● **SHORT PROBLEM**
Work through the entries below and report how many lines include "pipe". The number alone is the answer.

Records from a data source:
%%

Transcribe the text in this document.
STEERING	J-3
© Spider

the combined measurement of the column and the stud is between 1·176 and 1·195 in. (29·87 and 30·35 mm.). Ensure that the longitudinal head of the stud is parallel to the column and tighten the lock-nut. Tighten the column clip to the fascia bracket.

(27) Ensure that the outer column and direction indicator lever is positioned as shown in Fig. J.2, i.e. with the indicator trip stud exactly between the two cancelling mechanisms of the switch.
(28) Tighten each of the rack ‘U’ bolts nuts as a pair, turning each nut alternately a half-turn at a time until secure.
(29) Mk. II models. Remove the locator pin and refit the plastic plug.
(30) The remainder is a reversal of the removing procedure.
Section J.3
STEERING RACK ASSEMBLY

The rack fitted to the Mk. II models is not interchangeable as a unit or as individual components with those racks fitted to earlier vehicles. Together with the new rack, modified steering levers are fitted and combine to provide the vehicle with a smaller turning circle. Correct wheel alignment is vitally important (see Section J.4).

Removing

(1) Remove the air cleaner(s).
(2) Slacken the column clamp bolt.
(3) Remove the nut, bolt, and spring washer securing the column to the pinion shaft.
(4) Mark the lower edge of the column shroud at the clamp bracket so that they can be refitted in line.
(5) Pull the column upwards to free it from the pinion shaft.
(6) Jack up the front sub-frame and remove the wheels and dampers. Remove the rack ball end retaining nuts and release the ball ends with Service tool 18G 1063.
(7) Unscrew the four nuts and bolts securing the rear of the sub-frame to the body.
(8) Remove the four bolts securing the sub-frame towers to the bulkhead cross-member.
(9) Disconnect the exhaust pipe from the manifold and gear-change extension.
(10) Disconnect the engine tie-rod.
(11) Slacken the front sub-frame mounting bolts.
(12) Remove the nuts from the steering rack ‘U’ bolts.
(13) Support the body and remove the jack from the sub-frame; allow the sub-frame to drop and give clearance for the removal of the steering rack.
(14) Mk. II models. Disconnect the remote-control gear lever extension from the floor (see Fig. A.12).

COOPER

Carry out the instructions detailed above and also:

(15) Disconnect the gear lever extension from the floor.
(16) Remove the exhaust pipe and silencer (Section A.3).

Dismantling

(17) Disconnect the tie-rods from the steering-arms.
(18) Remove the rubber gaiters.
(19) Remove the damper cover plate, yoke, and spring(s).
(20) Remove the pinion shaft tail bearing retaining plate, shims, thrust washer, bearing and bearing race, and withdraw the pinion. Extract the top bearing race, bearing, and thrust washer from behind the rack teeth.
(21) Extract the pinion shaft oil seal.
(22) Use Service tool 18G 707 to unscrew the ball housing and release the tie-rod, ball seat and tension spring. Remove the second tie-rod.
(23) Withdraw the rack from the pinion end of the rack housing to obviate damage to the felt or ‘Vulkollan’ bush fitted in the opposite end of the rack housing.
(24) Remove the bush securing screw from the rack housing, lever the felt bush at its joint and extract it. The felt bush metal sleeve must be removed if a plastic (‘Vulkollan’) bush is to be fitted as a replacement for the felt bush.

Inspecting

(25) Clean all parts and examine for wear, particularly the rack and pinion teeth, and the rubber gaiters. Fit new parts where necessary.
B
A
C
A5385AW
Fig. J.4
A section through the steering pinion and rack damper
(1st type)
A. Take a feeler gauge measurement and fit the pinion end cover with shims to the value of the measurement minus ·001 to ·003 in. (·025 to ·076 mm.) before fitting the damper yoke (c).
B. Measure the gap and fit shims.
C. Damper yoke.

%%

● **REPLY TO THE TASK**
2